Keep only those lines of the records that include the string "värden".

+++ DATA RECORDS +++

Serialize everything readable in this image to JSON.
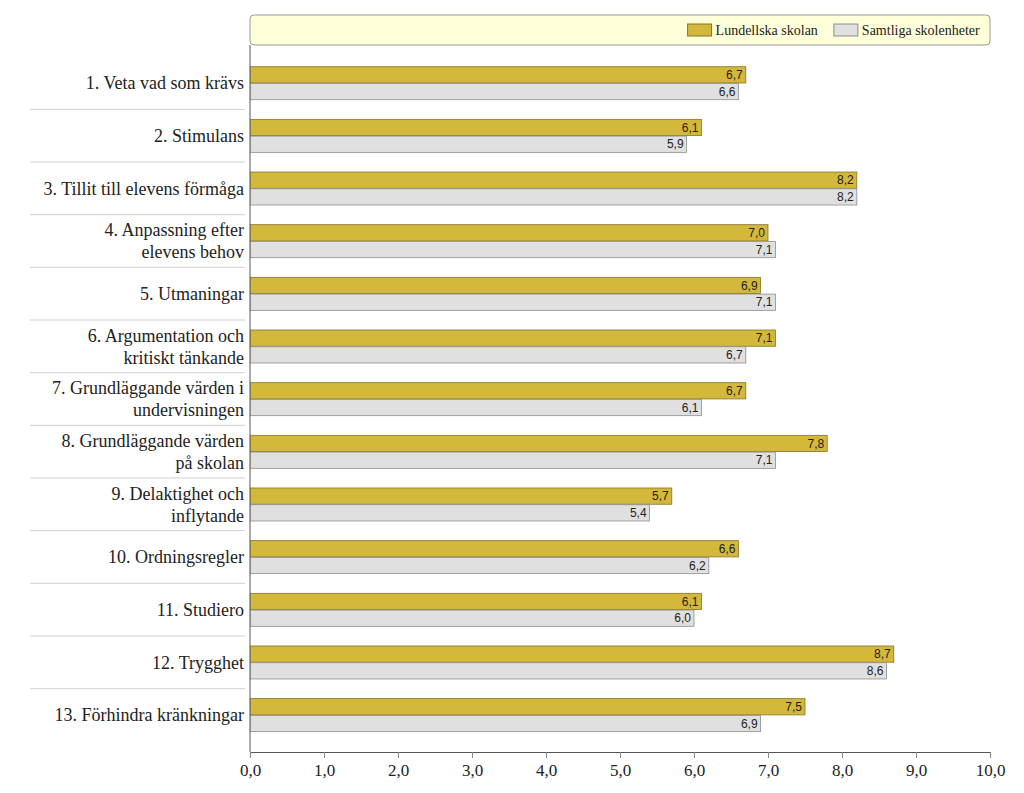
{
  "chart_data": {
    "type": "bar",
    "orientation": "horizontal",
    "categories": [
      "1. Veta vad som krävs",
      "2. Stimulans",
      "3. Tillit till elevens förmåga",
      "4. Anpassning efter\nelevens behov",
      "5. Utmaningar",
      "6. Argumentation och\nkritiskt tänkande",
      "7. Grundläggande värden i\nundervisningen",
      "8. Grundläggande värden\npå skolan",
      "9. Delaktighet och\ninflytande",
      "10. Ordningsregler",
      "11. Studiero",
      "12. Trygghet",
      "13. Förhindra kränkningar"
    ],
    "series": [
      {
        "name": "Lundellska skolan",
        "color": "#d4b83c",
        "values": [
          6.7,
          6.1,
          8.2,
          7.0,
          6.9,
          7.1,
          6.7,
          7.8,
          5.7,
          6.6,
          6.1,
          8.7,
          7.5
        ],
        "value_labels": [
          "6,7",
          "6,1",
          "8,2",
          "7,0",
          "6,9",
          "7,1",
          "6,7",
          "7,8",
          "5,7",
          "6,6",
          "6,1",
          "8,7",
          "7,5"
        ]
      },
      {
        "name": "Samtliga skolenheter",
        "color": "#e0e0e0",
        "values": [
          6.6,
          5.9,
          8.2,
          7.1,
          7.1,
          6.7,
          6.1,
          7.1,
          5.4,
          6.2,
          6.0,
          8.6,
          6.9
        ],
        "value_labels": [
          "6,6",
          "5,9",
          "8,2",
          "7,1",
          "7,1",
          "6,7",
          "6,1",
          "7,1",
          "5,4",
          "6,2",
          "6,0",
          "8,6",
          "6,9"
        ]
      }
    ],
    "xlim": [
      0,
      10
    ],
    "xticks": [
      {
        "value": 0,
        "label": "0,0"
      },
      {
        "value": 1,
        "label": "1,0"
      },
      {
        "value": 2,
        "label": "2,0"
      },
      {
        "value": 3,
        "label": "3,0"
      },
      {
        "value": 4,
        "label": "4,0"
      },
      {
        "value": 5,
        "label": "5,0"
      },
      {
        "value": 6,
        "label": "6,0"
      },
      {
        "value": 7,
        "label": "7,0"
      },
      {
        "value": 8,
        "label": "8,0"
      },
      {
        "value": 9,
        "label": "9,0"
      },
      {
        "value": 10,
        "label": "10,0"
      }
    ],
    "grid": false,
    "legend": "top-right",
    "data_labels": true
  }
}
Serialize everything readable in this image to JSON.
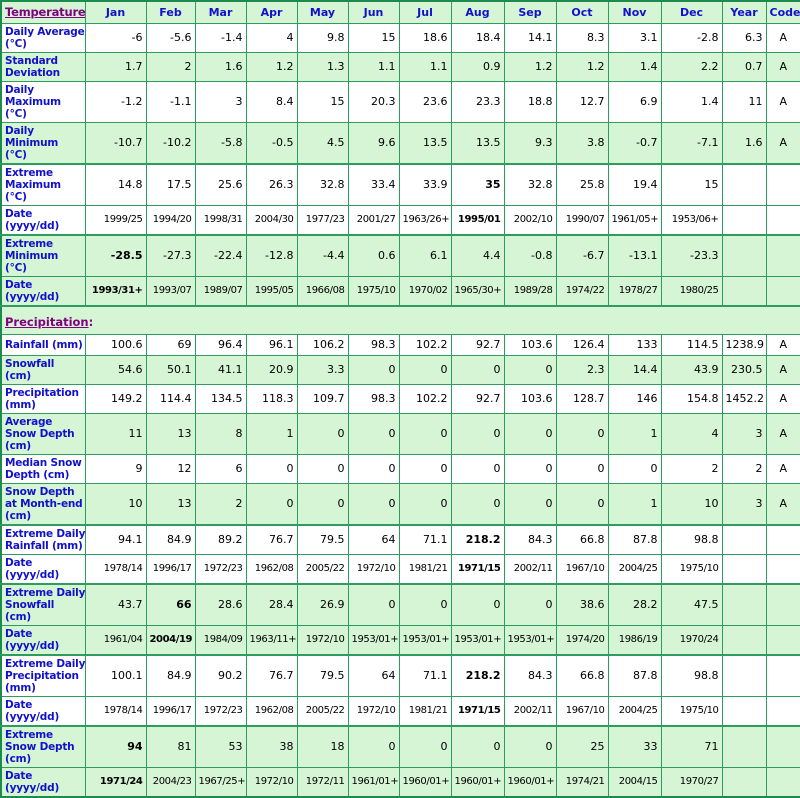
{
  "colors": {
    "border_green": "#2e9c5f",
    "outer_border_green": "#1d8a4f",
    "row_green": "#d5f5d5",
    "row_white": "#ffffff",
    "label_blue": "#1111cc",
    "section_purple": "#800080",
    "data_text": "#000000"
  },
  "table": {
    "section_links": {
      "temperature": "Temperature",
      "precipitation": "Precipitation",
      "colon": ":"
    },
    "columns": [
      "Jan",
      "Feb",
      "Mar",
      "Apr",
      "May",
      "Jun",
      "Jul",
      "Aug",
      "Sep",
      "Oct",
      "Nov",
      "Dec",
      "Year",
      "Code"
    ],
    "rows": [
      {
        "id": "daily-average",
        "bg": "white",
        "label": [
          "Daily Average",
          "(°C)"
        ],
        "values": [
          "-6",
          "-5.6",
          "-1.4",
          "4",
          "9.8",
          "15",
          "18.6",
          "18.4",
          "14.1",
          "8.3",
          "3.1",
          "-2.8",
          "6.3",
          "A"
        ],
        "bold": []
      },
      {
        "id": "standard-deviation",
        "bg": "green",
        "label": [
          "Standard",
          "Deviation"
        ],
        "values": [
          "1.7",
          "2",
          "1.6",
          "1.2",
          "1.3",
          "1.1",
          "1.1",
          "0.9",
          "1.2",
          "1.2",
          "1.4",
          "2.2",
          "0.7",
          "A"
        ],
        "bold": []
      },
      {
        "id": "daily-maximum",
        "bg": "white",
        "label": [
          "Daily",
          "Maximum",
          "(°C)"
        ],
        "values": [
          "-1.2",
          "-1.1",
          "3",
          "8.4",
          "15",
          "20.3",
          "23.6",
          "23.3",
          "18.8",
          "12.7",
          "6.9",
          "1.4",
          "11",
          "A"
        ],
        "bold": []
      },
      {
        "id": "daily-minimum",
        "bg": "green",
        "label": [
          "Daily",
          "Minimum",
          "(°C)"
        ],
        "values": [
          "-10.7",
          "-10.2",
          "-5.8",
          "-0.5",
          "4.5",
          "9.6",
          "13.5",
          "13.5",
          "9.3",
          "3.8",
          "-0.7",
          "-7.1",
          "1.6",
          "A"
        ],
        "bold": []
      },
      {
        "id": "extreme-maximum",
        "bg": "white",
        "thick": true,
        "label": [
          "Extreme",
          "Maximum",
          "(°C)"
        ],
        "values": [
          "14.8",
          "17.5",
          "25.6",
          "26.3",
          "32.8",
          "33.4",
          "33.9",
          "35",
          "32.8",
          "25.8",
          "19.4",
          "15",
          "",
          ""
        ],
        "bold": [
          7
        ]
      },
      {
        "id": "date-extreme-maximum",
        "bg": "white",
        "date": true,
        "label": [
          "Date",
          "(yyyy/dd)"
        ],
        "values": [
          "1999/25",
          "1994/20",
          "1998/31",
          "2004/30",
          "1977/23",
          "2001/27",
          "1963/26+",
          "1995/01",
          "2002/10",
          "1990/07",
          "1961/05+",
          "1953/06+",
          "",
          ""
        ],
        "bold": [
          7
        ]
      },
      {
        "id": "extreme-minimum",
        "bg": "green",
        "thick": true,
        "label": [
          "Extreme",
          "Minimum",
          "(°C)"
        ],
        "values": [
          "-28.5",
          "-27.3",
          "-22.4",
          "-12.8",
          "-4.4",
          "0.6",
          "6.1",
          "4.4",
          "-0.8",
          "-6.7",
          "-13.1",
          "-23.3",
          "",
          ""
        ],
        "bold": [
          0
        ]
      },
      {
        "id": "date-extreme-minimum",
        "bg": "green",
        "date": true,
        "label": [
          "Date",
          "(yyyy/dd)"
        ],
        "values": [
          "1993/31+",
          "1993/07",
          "1989/07",
          "1995/05",
          "1966/08",
          "1975/10",
          "1970/02",
          "1965/30+",
          "1989/28",
          "1974/22",
          "1978/27",
          "1980/25",
          "",
          ""
        ],
        "bold": [
          0
        ]
      },
      {
        "type": "section",
        "id": "precipitation",
        "bg": "green",
        "thick": true,
        "single": true
      },
      {
        "id": "rainfall",
        "bg": "white",
        "single": true,
        "label": [
          "Rainfall (mm)"
        ],
        "values": [
          "100.6",
          "69",
          "96.4",
          "96.1",
          "106.2",
          "98.3",
          "102.2",
          "92.7",
          "103.6",
          "126.4",
          "133",
          "114.5",
          "1238.9",
          "A"
        ],
        "bold": []
      },
      {
        "id": "snowfall",
        "bg": "green",
        "label": [
          "Snowfall",
          "(cm)"
        ],
        "values": [
          "54.6",
          "50.1",
          "41.1",
          "20.9",
          "3.3",
          "0",
          "0",
          "0",
          "0",
          "2.3",
          "14.4",
          "43.9",
          "230.5",
          "A"
        ],
        "bold": []
      },
      {
        "id": "precipitation-mm",
        "bg": "white",
        "label": [
          "Precipitation",
          "(mm)"
        ],
        "values": [
          "149.2",
          "114.4",
          "134.5",
          "118.3",
          "109.7",
          "98.3",
          "102.2",
          "92.7",
          "103.6",
          "128.7",
          "146",
          "154.8",
          "1452.2",
          "A"
        ],
        "bold": []
      },
      {
        "id": "average-snow-depth",
        "bg": "green",
        "label": [
          "Average",
          "Snow Depth",
          "(cm)"
        ],
        "values": [
          "11",
          "13",
          "8",
          "1",
          "0",
          "0",
          "0",
          "0",
          "0",
          "0",
          "1",
          "4",
          "3",
          "A"
        ],
        "bold": []
      },
      {
        "id": "median-snow-depth",
        "bg": "white",
        "label": [
          "Median Snow",
          "Depth (cm)"
        ],
        "values": [
          "9",
          "12",
          "6",
          "0",
          "0",
          "0",
          "0",
          "0",
          "0",
          "0",
          "0",
          "2",
          "2",
          "A"
        ],
        "bold": []
      },
      {
        "id": "snow-depth-month-end",
        "bg": "green",
        "label": [
          "Snow Depth",
          "at Month-end",
          "(cm)"
        ],
        "values": [
          "10",
          "13",
          "2",
          "0",
          "0",
          "0",
          "0",
          "0",
          "0",
          "0",
          "1",
          "10",
          "3",
          "A"
        ],
        "bold": []
      },
      {
        "id": "extreme-daily-rainfall",
        "bg": "white",
        "thick": true,
        "label": [
          "Extreme Daily",
          "Rainfall (mm)"
        ],
        "values": [
          "94.1",
          "84.9",
          "89.2",
          "76.7",
          "79.5",
          "64",
          "71.1",
          "218.2",
          "84.3",
          "66.8",
          "87.8",
          "98.8",
          "",
          ""
        ],
        "bold": [
          7
        ]
      },
      {
        "id": "date-extreme-daily-rainfall",
        "bg": "white",
        "date": true,
        "label": [
          "Date",
          "(yyyy/dd)"
        ],
        "values": [
          "1978/14",
          "1996/17",
          "1972/23",
          "1962/08",
          "2005/22",
          "1972/10",
          "1981/21",
          "1971/15",
          "2002/11",
          "1967/10",
          "2004/25",
          "1975/10",
          "",
          ""
        ],
        "bold": [
          7
        ]
      },
      {
        "id": "extreme-daily-snowfall",
        "bg": "green",
        "thick": true,
        "label": [
          "Extreme Daily",
          "Snowfall",
          "(cm)"
        ],
        "values": [
          "43.7",
          "66",
          "28.6",
          "28.4",
          "26.9",
          "0",
          "0",
          "0",
          "0",
          "38.6",
          "28.2",
          "47.5",
          "",
          ""
        ],
        "bold": [
          1
        ]
      },
      {
        "id": "date-extreme-daily-snowfall",
        "bg": "green",
        "date": true,
        "label": [
          "Date",
          "(yyyy/dd)"
        ],
        "values": [
          "1961/04",
          "2004/19",
          "1984/09",
          "1963/11+",
          "1972/10",
          "1953/01+",
          "1953/01+",
          "1953/01+",
          "1953/01+",
          "1974/20",
          "1986/19",
          "1970/24",
          "",
          ""
        ],
        "bold": [
          1
        ]
      },
      {
        "id": "extreme-daily-precipitation",
        "bg": "white",
        "thick": true,
        "label": [
          "Extreme Daily",
          "Precipitation",
          "(mm)"
        ],
        "values": [
          "100.1",
          "84.9",
          "90.2",
          "76.7",
          "79.5",
          "64",
          "71.1",
          "218.2",
          "84.3",
          "66.8",
          "87.8",
          "98.8",
          "",
          ""
        ],
        "bold": [
          7
        ]
      },
      {
        "id": "date-extreme-daily-precipitation",
        "bg": "white",
        "date": true,
        "label": [
          "Date",
          "(yyyy/dd)"
        ],
        "values": [
          "1978/14",
          "1996/17",
          "1972/23",
          "1962/08",
          "2005/22",
          "1972/10",
          "1981/21",
          "1971/15",
          "2002/11",
          "1967/10",
          "2004/25",
          "1975/10",
          "",
          ""
        ],
        "bold": [
          7
        ]
      },
      {
        "id": "extreme-snow-depth",
        "bg": "green",
        "thick": true,
        "label": [
          "Extreme",
          "Snow Depth",
          "(cm)"
        ],
        "values": [
          "94",
          "81",
          "53",
          "38",
          "18",
          "0",
          "0",
          "0",
          "0",
          "25",
          "33",
          "71",
          "",
          ""
        ],
        "bold": [
          0
        ]
      },
      {
        "id": "date-extreme-snow-depth",
        "bg": "green",
        "date": true,
        "label": [
          "Date",
          "(yyyy/dd)"
        ],
        "values": [
          "1971/24",
          "2004/23",
          "1967/25+",
          "1972/10",
          "1972/11",
          "1961/01+",
          "1960/01+",
          "1960/01+",
          "1960/01+",
          "1974/21",
          "2004/15",
          "1970/27",
          "",
          ""
        ],
        "bold": [
          0
        ]
      }
    ]
  }
}
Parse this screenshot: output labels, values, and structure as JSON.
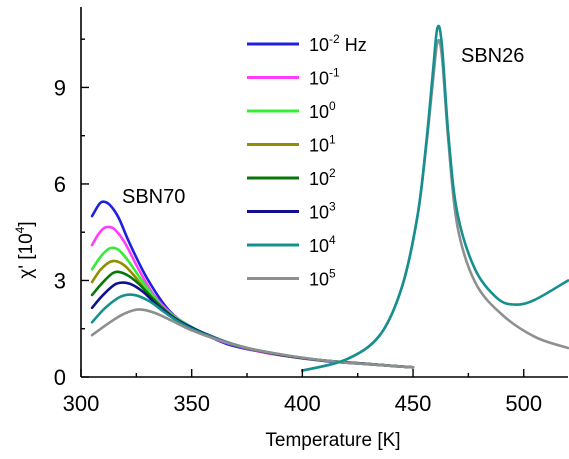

+++

[ANSWER TO THIS EXERCISE]
      "7. Grundläggande värden i\nundervisningen",
      "8. Grundläggande värden\npå skolan",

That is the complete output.